-- START RECORDS FOR PROCESSING --

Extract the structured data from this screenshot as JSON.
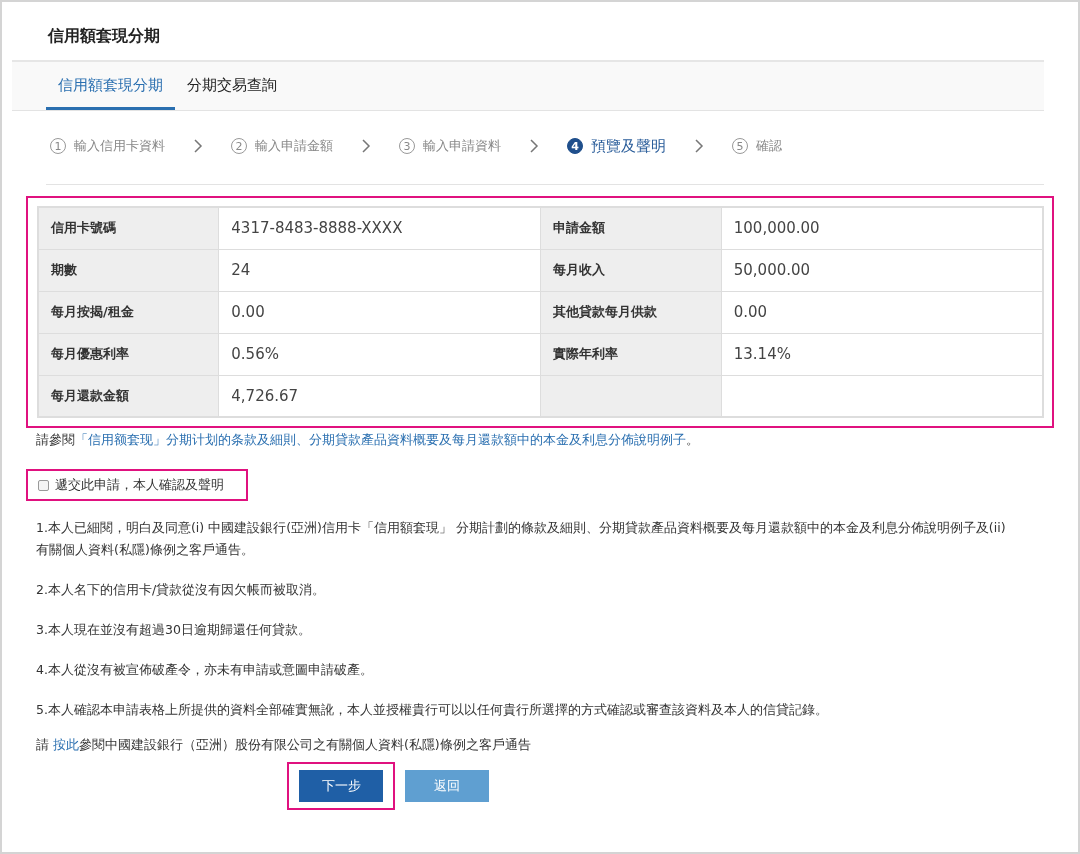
{
  "page_title": "信用額套現分期",
  "tabs": [
    {
      "label": "信用額套現分期",
      "selected": true
    },
    {
      "label": "分期交易查詢",
      "selected": false
    }
  ],
  "steps": [
    {
      "number": "1",
      "label": "輸入信用卡資料",
      "current": false
    },
    {
      "number": "2",
      "label": "輸入申請金額",
      "current": false
    },
    {
      "number": "3",
      "label": "輸入申請資料",
      "current": false
    },
    {
      "number": "4",
      "label": "預覽及聲明",
      "current": true
    },
    {
      "number": "5",
      "label": "確認",
      "current": false
    }
  ],
  "summary": {
    "highlighted": true,
    "rows": [
      [
        {
          "label": "信用卡號碼",
          "value": "4317-8483-8888-XXXX"
        },
        {
          "label": "申請金額",
          "value": "100,000.00"
        }
      ],
      [
        {
          "label": "期數",
          "value": "24"
        },
        {
          "label": "每月收入",
          "value": "50,000.00"
        }
      ],
      [
        {
          "label": "每月按揭/租金",
          "value": "0.00"
        },
        {
          "label": "其他貸款每月供款",
          "value": "0.00"
        }
      ],
      [
        {
          "label": "每月優惠利率",
          "value": "0.56%"
        },
        {
          "label": "實際年利率",
          "value": "13.14%"
        }
      ],
      [
        {
          "label": "每月還款金額",
          "value": "4,726.67"
        }
      ]
    ]
  },
  "reference": {
    "prefix": "請參閱",
    "link": "「信用额套现」分期计划的条款及細則、分期貸款產品資料概要及每月還款額中的本金及利息分佈說明例子",
    "suffix": "。"
  },
  "consent": {
    "label": "遞交此申請，本人確認及聲明",
    "checked": false,
    "highlighted": true
  },
  "terms": [
    "1.本人已細閱，明白及同意(i) 中國建設銀行(亞洲)信用卡「信用額套現」 分期計劃的條款及細則、分期貸款產品資料概要及每月還款額中的本金及利息分佈說明例子及(ii) 有關個人資料(私隱)條例之客戶通告。",
    "2.本人名下的信用卡/貸款從沒有因欠帳而被取消。",
    "3.本人現在並沒有超過30日逾期歸還任何貸款。",
    "4.本人從沒有被宣佈破產令，亦未有申請或意圖申請破產。",
    "5.本人確認本申請表格上所提供的資料全部確實無訛，本人並授權貴行可以以任何貴行所選擇的方式確認或審查該資料及本人的信貸記錄。"
  ],
  "notice": {
    "prefix": "請 ",
    "link": "按此",
    "suffix": "參閱中國建設銀行（亞洲）股份有限公司之有關個人資料(私隱)條例之客戶通告"
  },
  "buttons": [
    {
      "label": "下一步",
      "kind": "primary",
      "highlighted": true
    },
    {
      "label": "返回",
      "kind": "secondary",
      "highlighted": false
    }
  ]
}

-- END RECORDS FOR PROCESSING --

* TASK DIRECTIONS *
All of the data needs repeating exactly, but the pictures do not.

* FINISHED EXERCISE *
Extract the structured data from this screenshot as JSON.
{
  "page_title": "信用額套現分期",
  "tabs": [
    {
      "label": "信用額套現分期",
      "selected": true
    },
    {
      "label": "分期交易查詢",
      "selected": false
    }
  ],
  "steps": [
    {
      "number": "1",
      "label": "輸入信用卡資料",
      "current": false
    },
    {
      "number": "2",
      "label": "輸入申請金額",
      "current": false
    },
    {
      "number": "3",
      "label": "輸入申請資料",
      "current": false
    },
    {
      "number": "4",
      "label": "預覽及聲明",
      "current": true
    },
    {
      "number": "5",
      "label": "確認",
      "current": false
    }
  ],
  "summary": {
    "highlighted": true,
    "rows": [
      [
        {
          "label": "信用卡號碼",
          "value": "4317-8483-8888-XXXX"
        },
        {
          "label": "申請金額",
          "value": "100,000.00"
        }
      ],
      [
        {
          "label": "期數",
          "value": "24"
        },
        {
          "label": "每月收入",
          "value": "50,000.00"
        }
      ],
      [
        {
          "label": "每月按揭/租金",
          "value": "0.00"
        },
        {
          "label": "其他貸款每月供款",
          "value": "0.00"
        }
      ],
      [
        {
          "label": "每月優惠利率",
          "value": "0.56%"
        },
        {
          "label": "實際年利率",
          "value": "13.14%"
        }
      ],
      [
        {
          "label": "每月還款金額",
          "value": "4,726.67"
        }
      ]
    ]
  },
  "reference": {
    "prefix": "請參閱",
    "link": "「信用额套现」分期计划的条款及細則、分期貸款產品資料概要及每月還款額中的本金及利息分佈說明例子",
    "suffix": "。"
  },
  "consent": {
    "label": "遞交此申請，本人確認及聲明",
    "checked": false,
    "highlighted": true
  },
  "terms": [
    "1.本人已細閱，明白及同意(i) 中國建設銀行(亞洲)信用卡「信用額套現」 分期計劃的條款及細則、分期貸款產品資料概要及每月還款額中的本金及利息分佈說明例子及(ii) 有關個人資料(私隱)條例之客戶通告。",
    "2.本人名下的信用卡/貸款從沒有因欠帳而被取消。",
    "3.本人現在並沒有超過30日逾期歸還任何貸款。",
    "4.本人從沒有被宣佈破產令，亦未有申請或意圖申請破產。",
    "5.本人確認本申請表格上所提供的資料全部確實無訛，本人並授權貴行可以以任何貴行所選擇的方式確認或審查該資料及本人的信貸記錄。"
  ],
  "notice": {
    "prefix": "請 ",
    "link": "按此",
    "suffix": "參閱中國建設銀行（亞洲）股份有限公司之有關個人資料(私隱)條例之客戶通告"
  },
  "buttons": [
    {
      "label": "下一步",
      "kind": "primary",
      "highlighted": true
    },
    {
      "label": "返回",
      "kind": "secondary",
      "highlighted": false
    }
  ]
}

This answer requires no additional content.